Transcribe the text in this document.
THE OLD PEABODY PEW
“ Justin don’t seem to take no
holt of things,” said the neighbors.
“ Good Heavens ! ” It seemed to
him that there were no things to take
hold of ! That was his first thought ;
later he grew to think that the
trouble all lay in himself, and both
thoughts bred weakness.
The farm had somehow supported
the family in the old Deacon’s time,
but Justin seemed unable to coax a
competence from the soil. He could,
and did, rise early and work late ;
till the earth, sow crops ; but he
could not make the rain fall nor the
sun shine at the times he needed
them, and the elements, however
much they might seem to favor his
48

◇ ◇ ◇ ◇

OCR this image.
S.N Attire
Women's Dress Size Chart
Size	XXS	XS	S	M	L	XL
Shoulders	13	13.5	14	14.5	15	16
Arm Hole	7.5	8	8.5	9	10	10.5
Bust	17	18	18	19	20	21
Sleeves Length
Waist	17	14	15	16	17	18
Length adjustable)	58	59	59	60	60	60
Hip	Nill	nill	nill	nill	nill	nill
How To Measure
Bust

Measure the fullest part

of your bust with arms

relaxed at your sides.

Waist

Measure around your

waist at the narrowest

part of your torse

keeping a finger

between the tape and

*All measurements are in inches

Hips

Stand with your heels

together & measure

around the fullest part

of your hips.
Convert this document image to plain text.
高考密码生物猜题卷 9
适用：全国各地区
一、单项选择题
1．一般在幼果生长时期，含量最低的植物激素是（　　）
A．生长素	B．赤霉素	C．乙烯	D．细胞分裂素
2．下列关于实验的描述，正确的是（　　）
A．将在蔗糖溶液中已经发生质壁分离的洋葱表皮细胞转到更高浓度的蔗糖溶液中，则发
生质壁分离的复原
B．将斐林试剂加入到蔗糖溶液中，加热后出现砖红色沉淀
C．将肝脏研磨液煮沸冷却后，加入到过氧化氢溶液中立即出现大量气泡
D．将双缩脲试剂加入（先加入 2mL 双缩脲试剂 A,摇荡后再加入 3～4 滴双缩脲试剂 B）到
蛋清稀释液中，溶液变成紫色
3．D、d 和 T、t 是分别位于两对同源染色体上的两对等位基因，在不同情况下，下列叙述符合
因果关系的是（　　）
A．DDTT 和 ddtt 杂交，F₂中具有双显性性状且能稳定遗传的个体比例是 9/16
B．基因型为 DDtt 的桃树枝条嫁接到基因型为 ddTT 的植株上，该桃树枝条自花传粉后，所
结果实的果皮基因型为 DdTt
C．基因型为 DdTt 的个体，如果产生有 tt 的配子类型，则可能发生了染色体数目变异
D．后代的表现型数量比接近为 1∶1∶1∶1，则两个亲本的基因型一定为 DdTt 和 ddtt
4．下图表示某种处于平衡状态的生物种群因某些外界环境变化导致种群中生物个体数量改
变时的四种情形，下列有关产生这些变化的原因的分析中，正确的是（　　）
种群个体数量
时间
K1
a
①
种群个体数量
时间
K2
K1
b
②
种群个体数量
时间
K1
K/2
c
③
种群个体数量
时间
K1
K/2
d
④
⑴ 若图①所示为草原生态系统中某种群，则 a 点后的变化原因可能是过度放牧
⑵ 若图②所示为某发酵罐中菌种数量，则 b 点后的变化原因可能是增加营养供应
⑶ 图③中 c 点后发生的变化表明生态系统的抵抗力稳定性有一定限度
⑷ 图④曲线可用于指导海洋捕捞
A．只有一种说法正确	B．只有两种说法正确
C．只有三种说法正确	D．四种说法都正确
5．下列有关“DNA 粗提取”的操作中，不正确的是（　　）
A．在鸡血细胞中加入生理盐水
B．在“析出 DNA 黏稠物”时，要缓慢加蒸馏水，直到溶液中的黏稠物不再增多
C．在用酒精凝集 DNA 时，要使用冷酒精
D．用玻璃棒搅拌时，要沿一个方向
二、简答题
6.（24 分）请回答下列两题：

◇ ◇ ◇ ◇

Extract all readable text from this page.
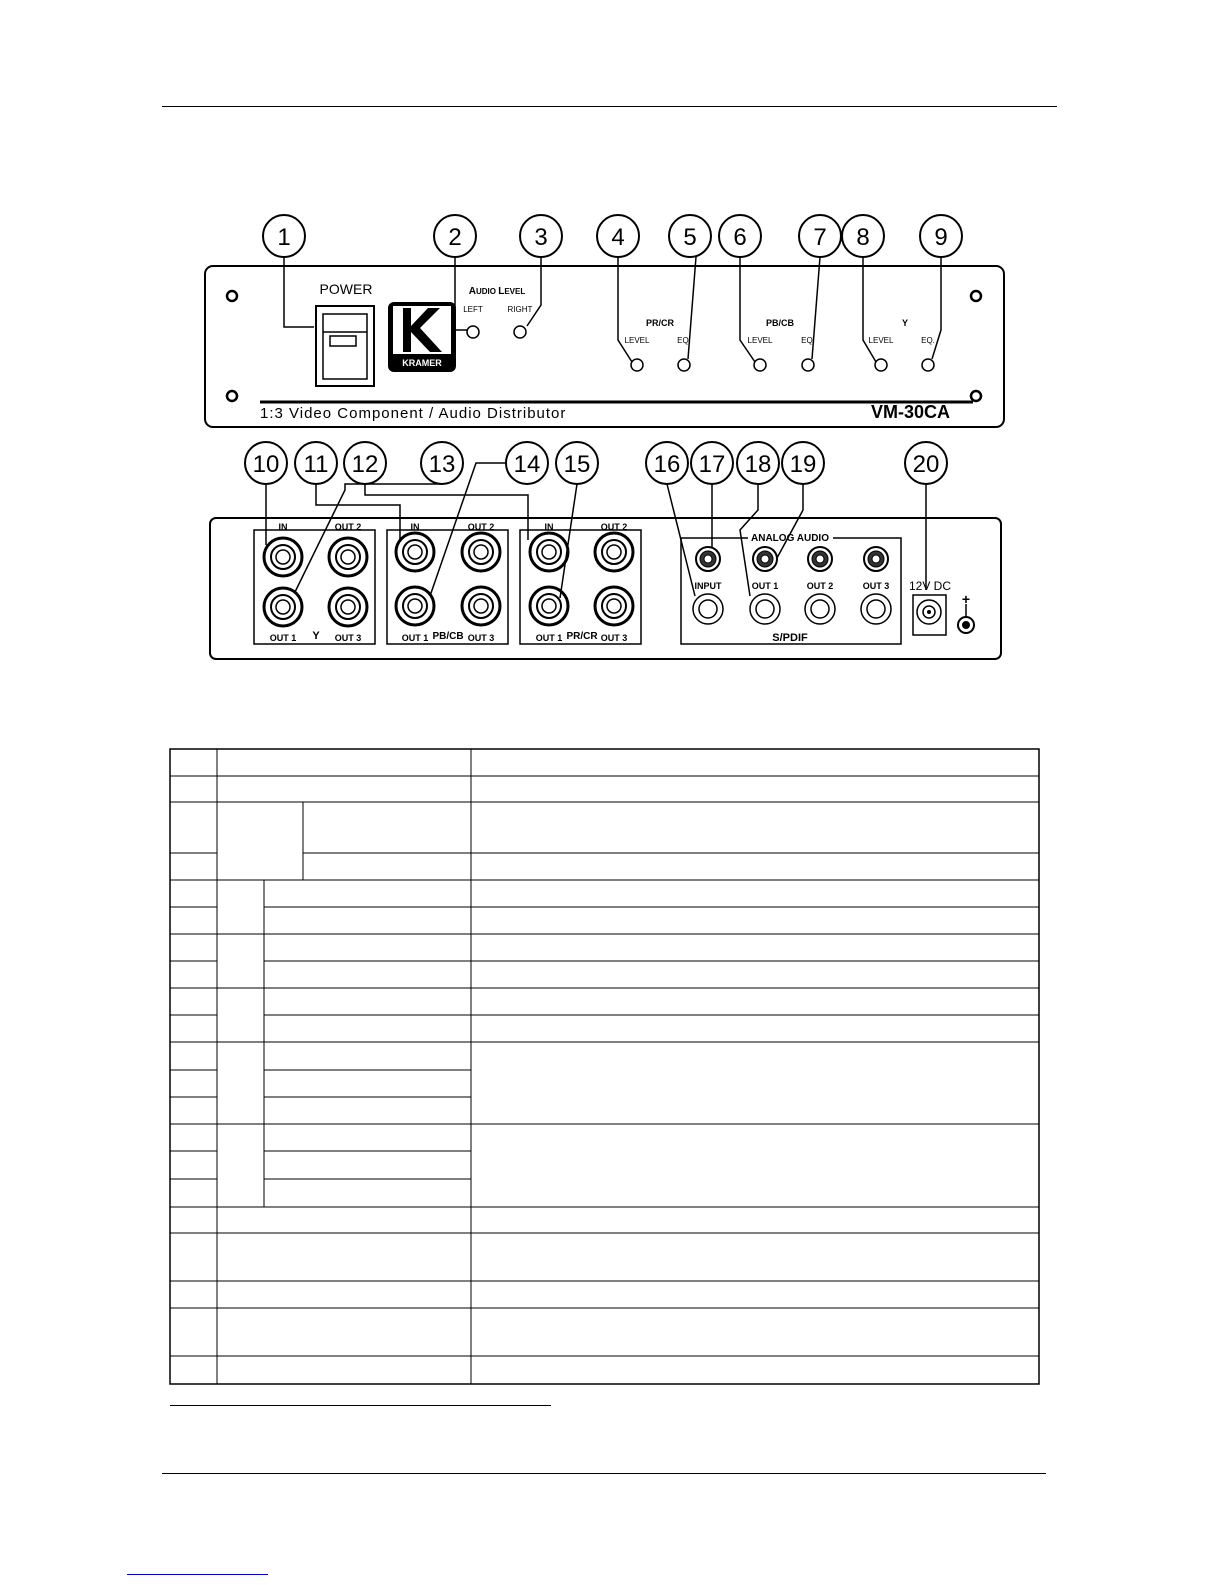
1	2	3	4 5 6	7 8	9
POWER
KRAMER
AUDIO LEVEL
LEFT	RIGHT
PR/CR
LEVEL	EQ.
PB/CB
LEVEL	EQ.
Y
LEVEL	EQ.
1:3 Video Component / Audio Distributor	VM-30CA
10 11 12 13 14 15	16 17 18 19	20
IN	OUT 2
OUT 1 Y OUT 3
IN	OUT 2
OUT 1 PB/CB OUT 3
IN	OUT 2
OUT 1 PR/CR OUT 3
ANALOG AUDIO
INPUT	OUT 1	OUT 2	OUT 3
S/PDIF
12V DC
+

◇ ◇ ◇ ◇

- Requirements: Find how many lines in the listing hold "text", and reply with that number only.

- Output for this task: 3